- [Data shown]:

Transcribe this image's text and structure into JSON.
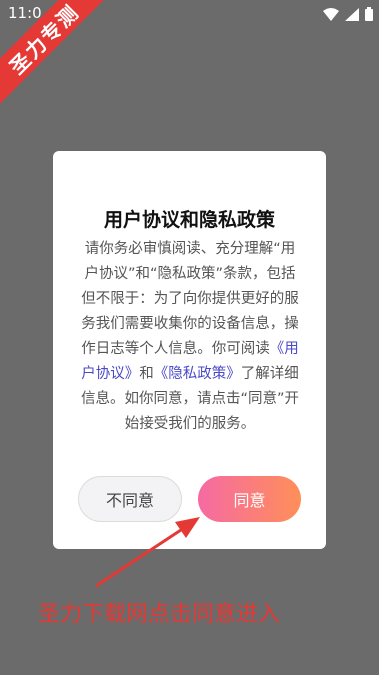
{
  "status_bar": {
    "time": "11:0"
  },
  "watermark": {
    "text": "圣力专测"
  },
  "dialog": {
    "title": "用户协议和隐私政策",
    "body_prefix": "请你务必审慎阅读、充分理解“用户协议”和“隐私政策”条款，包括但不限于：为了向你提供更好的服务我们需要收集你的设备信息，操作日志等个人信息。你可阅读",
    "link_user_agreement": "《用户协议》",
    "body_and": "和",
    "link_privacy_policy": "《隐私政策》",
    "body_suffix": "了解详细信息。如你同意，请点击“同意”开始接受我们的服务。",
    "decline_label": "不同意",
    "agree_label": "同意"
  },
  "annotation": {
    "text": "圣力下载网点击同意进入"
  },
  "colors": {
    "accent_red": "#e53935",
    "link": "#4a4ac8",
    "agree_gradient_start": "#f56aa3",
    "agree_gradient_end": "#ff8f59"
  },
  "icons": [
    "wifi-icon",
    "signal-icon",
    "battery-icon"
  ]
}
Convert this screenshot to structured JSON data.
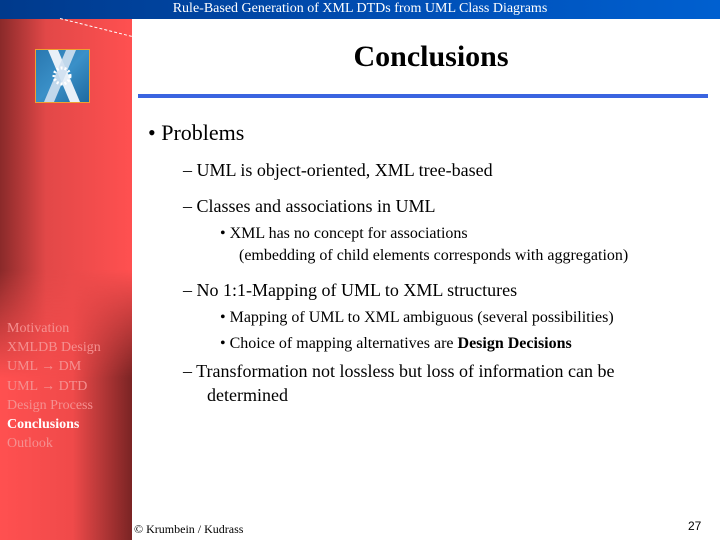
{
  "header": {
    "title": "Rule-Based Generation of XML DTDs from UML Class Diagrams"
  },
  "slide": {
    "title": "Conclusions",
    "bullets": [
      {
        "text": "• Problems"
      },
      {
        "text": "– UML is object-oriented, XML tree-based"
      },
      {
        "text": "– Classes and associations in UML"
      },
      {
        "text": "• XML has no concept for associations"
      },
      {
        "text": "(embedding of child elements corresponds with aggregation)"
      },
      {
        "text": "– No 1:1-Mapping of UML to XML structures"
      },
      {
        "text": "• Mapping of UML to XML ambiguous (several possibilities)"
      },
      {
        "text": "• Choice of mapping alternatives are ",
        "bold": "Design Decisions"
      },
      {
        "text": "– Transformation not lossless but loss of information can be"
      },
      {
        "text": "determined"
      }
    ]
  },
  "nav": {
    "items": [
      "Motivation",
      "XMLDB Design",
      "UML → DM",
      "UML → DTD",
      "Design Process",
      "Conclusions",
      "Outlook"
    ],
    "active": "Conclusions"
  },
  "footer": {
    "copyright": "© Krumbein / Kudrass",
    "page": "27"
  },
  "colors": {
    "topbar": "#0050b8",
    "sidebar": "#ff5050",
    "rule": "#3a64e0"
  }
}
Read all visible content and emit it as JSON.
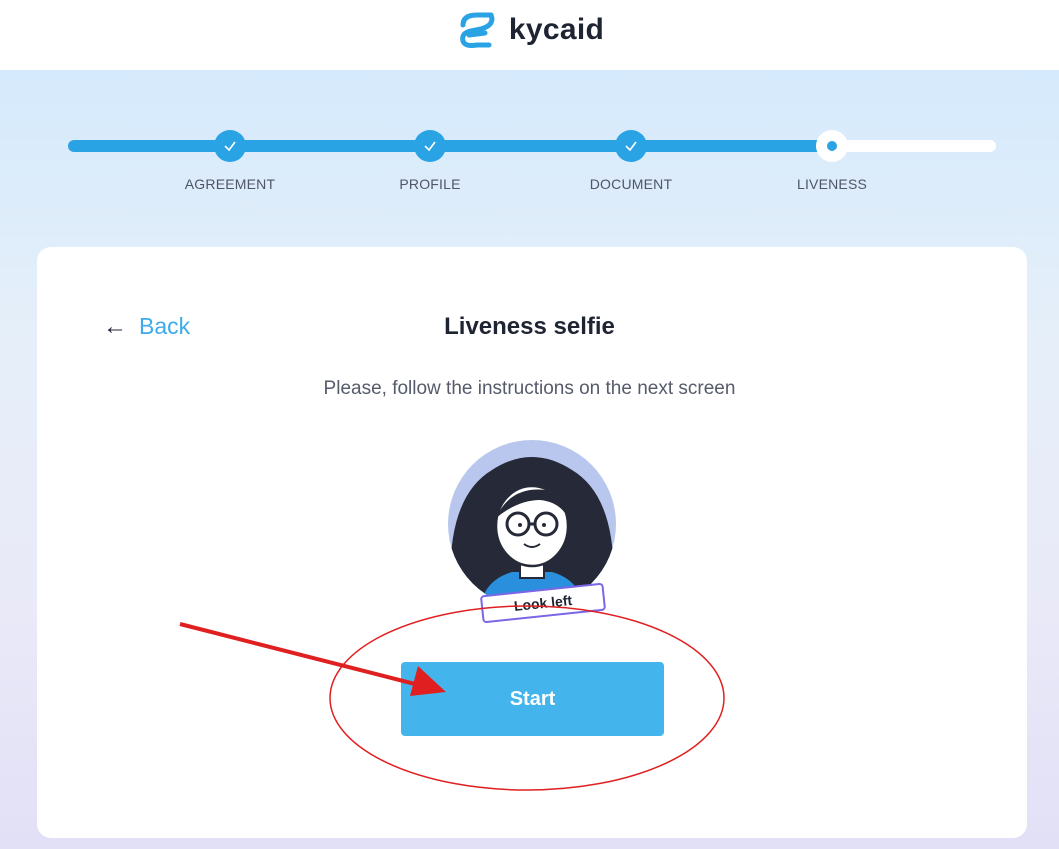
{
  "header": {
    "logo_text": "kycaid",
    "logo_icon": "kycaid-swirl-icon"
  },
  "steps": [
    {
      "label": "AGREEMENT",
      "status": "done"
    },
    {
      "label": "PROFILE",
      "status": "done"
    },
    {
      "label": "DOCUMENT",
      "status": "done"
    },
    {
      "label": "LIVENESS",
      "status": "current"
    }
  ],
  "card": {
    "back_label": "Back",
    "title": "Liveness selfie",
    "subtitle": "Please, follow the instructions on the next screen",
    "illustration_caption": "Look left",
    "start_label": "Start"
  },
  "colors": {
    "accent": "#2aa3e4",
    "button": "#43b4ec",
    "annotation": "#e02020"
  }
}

---

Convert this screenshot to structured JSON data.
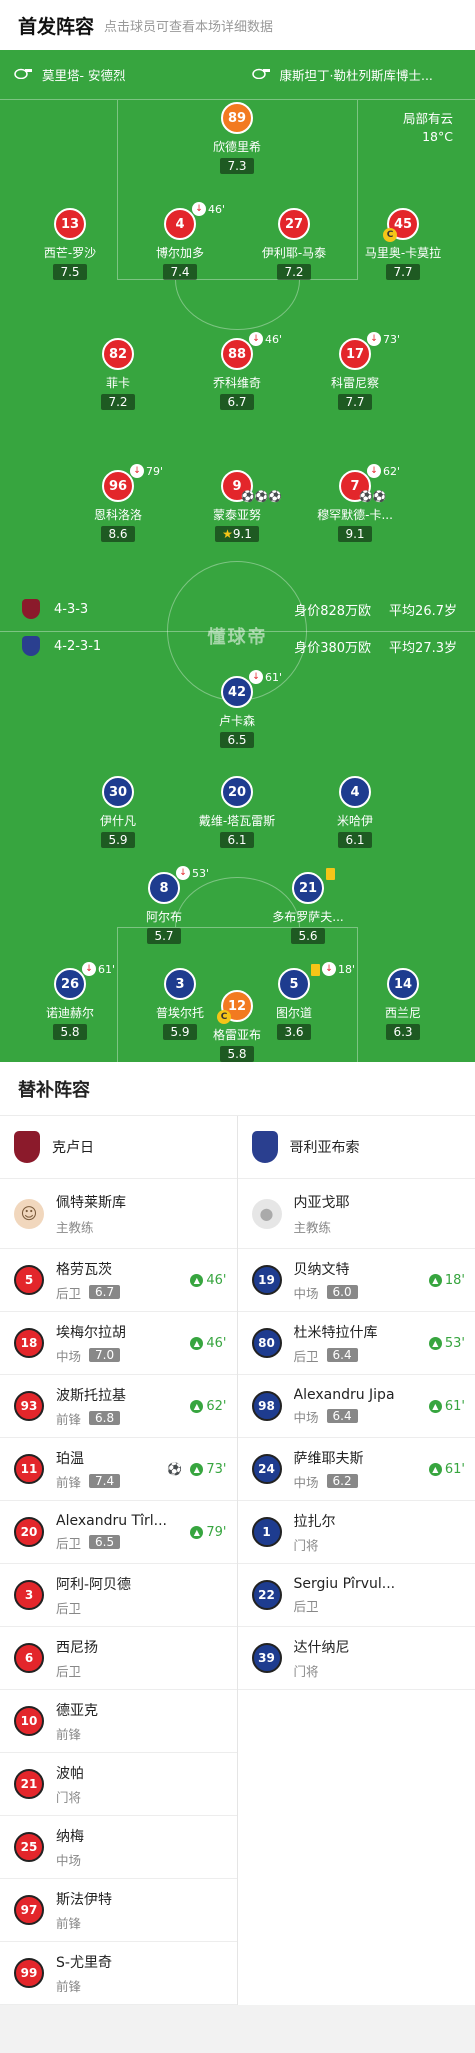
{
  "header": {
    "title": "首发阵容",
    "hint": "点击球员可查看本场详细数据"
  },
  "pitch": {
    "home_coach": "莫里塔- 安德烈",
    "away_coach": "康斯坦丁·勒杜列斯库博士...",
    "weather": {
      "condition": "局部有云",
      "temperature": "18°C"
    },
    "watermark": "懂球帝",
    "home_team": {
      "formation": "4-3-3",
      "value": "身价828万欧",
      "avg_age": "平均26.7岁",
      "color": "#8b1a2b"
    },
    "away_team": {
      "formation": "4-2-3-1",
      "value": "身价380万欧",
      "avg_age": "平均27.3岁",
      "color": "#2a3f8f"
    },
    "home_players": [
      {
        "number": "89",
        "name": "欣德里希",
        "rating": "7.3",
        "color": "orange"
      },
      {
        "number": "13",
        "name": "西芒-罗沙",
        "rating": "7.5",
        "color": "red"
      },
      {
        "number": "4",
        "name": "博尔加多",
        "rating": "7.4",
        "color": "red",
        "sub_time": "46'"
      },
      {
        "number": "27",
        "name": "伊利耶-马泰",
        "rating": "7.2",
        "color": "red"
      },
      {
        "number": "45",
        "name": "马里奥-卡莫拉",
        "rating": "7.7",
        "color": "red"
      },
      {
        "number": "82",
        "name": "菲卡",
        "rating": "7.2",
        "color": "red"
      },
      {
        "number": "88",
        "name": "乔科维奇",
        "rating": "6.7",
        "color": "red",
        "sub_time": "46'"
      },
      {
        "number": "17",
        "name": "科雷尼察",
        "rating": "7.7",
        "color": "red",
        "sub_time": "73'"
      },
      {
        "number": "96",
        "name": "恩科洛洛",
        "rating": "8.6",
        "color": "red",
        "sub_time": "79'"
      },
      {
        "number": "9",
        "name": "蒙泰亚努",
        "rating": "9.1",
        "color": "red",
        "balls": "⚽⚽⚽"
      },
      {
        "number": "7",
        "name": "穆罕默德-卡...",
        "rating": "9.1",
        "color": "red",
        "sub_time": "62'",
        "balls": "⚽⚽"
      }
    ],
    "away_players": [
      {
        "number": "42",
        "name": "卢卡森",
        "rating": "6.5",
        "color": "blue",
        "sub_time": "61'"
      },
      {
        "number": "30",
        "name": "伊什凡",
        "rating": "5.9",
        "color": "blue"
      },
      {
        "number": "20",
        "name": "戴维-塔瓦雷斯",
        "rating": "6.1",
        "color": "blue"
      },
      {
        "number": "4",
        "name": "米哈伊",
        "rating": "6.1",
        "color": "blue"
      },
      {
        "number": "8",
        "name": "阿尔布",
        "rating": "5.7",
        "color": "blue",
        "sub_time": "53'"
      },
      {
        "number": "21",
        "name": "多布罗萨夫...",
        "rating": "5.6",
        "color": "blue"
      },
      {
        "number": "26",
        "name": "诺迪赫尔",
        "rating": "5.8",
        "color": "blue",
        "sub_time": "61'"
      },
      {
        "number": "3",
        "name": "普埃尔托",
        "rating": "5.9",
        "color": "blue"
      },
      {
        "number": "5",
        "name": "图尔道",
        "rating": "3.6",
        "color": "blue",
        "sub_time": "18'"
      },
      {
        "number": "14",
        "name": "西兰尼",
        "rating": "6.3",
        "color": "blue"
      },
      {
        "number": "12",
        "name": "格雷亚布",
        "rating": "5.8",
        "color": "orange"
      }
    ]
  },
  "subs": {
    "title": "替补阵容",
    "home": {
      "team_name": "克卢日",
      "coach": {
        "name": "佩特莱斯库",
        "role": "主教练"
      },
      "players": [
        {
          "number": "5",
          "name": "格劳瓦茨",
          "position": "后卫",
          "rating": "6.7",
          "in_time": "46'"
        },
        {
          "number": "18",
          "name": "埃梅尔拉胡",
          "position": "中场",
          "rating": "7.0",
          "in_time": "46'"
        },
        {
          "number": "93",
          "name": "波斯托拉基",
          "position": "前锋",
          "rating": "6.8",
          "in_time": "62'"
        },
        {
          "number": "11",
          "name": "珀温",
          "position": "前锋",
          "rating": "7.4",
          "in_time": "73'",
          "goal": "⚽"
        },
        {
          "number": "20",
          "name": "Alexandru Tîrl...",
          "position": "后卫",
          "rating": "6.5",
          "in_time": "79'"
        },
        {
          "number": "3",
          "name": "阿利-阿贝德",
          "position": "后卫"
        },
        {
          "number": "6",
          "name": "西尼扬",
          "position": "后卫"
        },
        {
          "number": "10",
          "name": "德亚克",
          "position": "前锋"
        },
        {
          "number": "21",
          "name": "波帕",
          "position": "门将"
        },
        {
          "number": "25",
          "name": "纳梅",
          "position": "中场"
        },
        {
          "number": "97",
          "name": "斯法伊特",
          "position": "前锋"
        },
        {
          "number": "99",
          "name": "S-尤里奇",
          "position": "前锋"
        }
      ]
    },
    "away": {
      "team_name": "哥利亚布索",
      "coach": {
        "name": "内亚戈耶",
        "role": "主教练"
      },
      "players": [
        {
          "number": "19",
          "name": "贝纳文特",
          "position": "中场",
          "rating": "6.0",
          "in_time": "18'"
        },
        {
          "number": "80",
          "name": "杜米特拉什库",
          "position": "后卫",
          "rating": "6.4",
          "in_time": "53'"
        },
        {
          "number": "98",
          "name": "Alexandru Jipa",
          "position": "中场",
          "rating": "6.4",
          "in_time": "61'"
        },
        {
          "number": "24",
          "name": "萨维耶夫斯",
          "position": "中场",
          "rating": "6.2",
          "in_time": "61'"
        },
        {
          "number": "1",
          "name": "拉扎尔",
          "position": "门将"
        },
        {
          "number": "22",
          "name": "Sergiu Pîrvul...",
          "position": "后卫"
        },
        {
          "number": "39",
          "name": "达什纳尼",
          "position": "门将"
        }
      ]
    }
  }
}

- [Prompt]: Return each line in the records that holds the string "Conclusions".

- [Answer to this task]:
    "title": "Conclusions",
      "Conclusions",
    "active": "Conclusions"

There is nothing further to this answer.